[Collection entries]
Start

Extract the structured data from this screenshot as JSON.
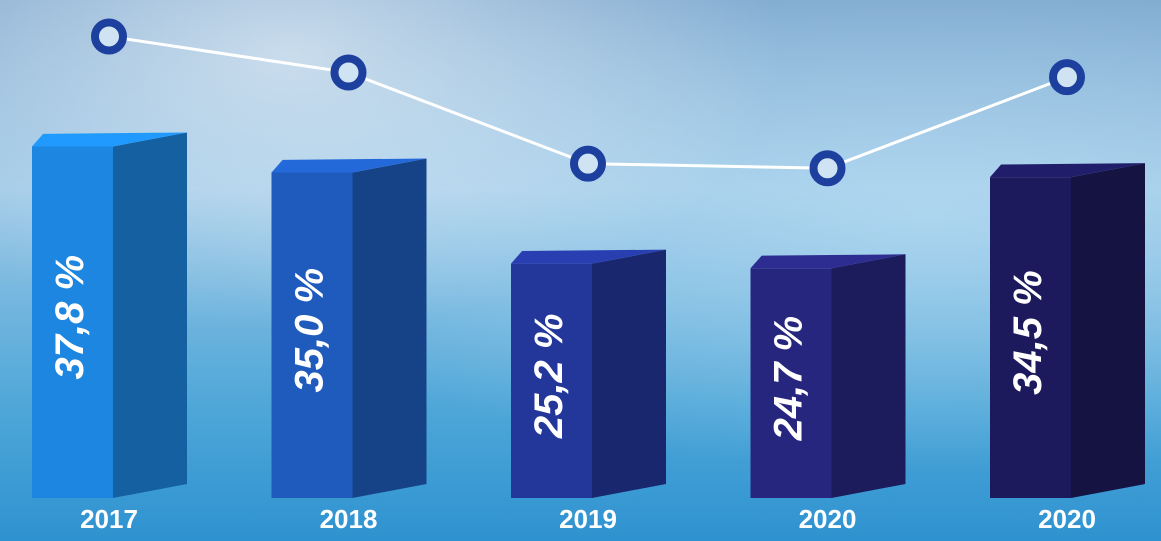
{
  "chart_data": {
    "type": "bar3d-line",
    "categories": [
      "2017",
      "2018",
      "2019",
      "2020",
      "2020"
    ],
    "values": [
      37.8,
      35.0,
      25.2,
      24.7,
      34.5
    ],
    "value_labels": [
      "37,8 %",
      "35,0 %",
      "25,2 %",
      "24,7 %",
      "34,5 %"
    ],
    "colors": [
      "#1c86e0",
      "#1f5bbd",
      "#23369a",
      "#27267e",
      "#1c1a5c"
    ],
    "line_color": "#ffffff",
    "marker_color": "#1d3f9e"
  }
}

End

#### Problem to work on:
Extract all the entries word for word; omit any pictures.

#### Answer to the problem:
Extract the structured data from this screenshot as JSON.
{
  "chart_data": {
    "type": "bar3d-line",
    "categories": [
      "2017",
      "2018",
      "2019",
      "2020",
      "2020"
    ],
    "values": [
      37.8,
      35.0,
      25.2,
      24.7,
      34.5
    ],
    "value_labels": [
      "37,8 %",
      "35,0 %",
      "25,2 %",
      "24,7 %",
      "34,5 %"
    ],
    "colors": [
      "#1c86e0",
      "#1f5bbd",
      "#23369a",
      "#27267e",
      "#1c1a5c"
    ],
    "line_color": "#ffffff",
    "marker_color": "#1d3f9e"
  }
}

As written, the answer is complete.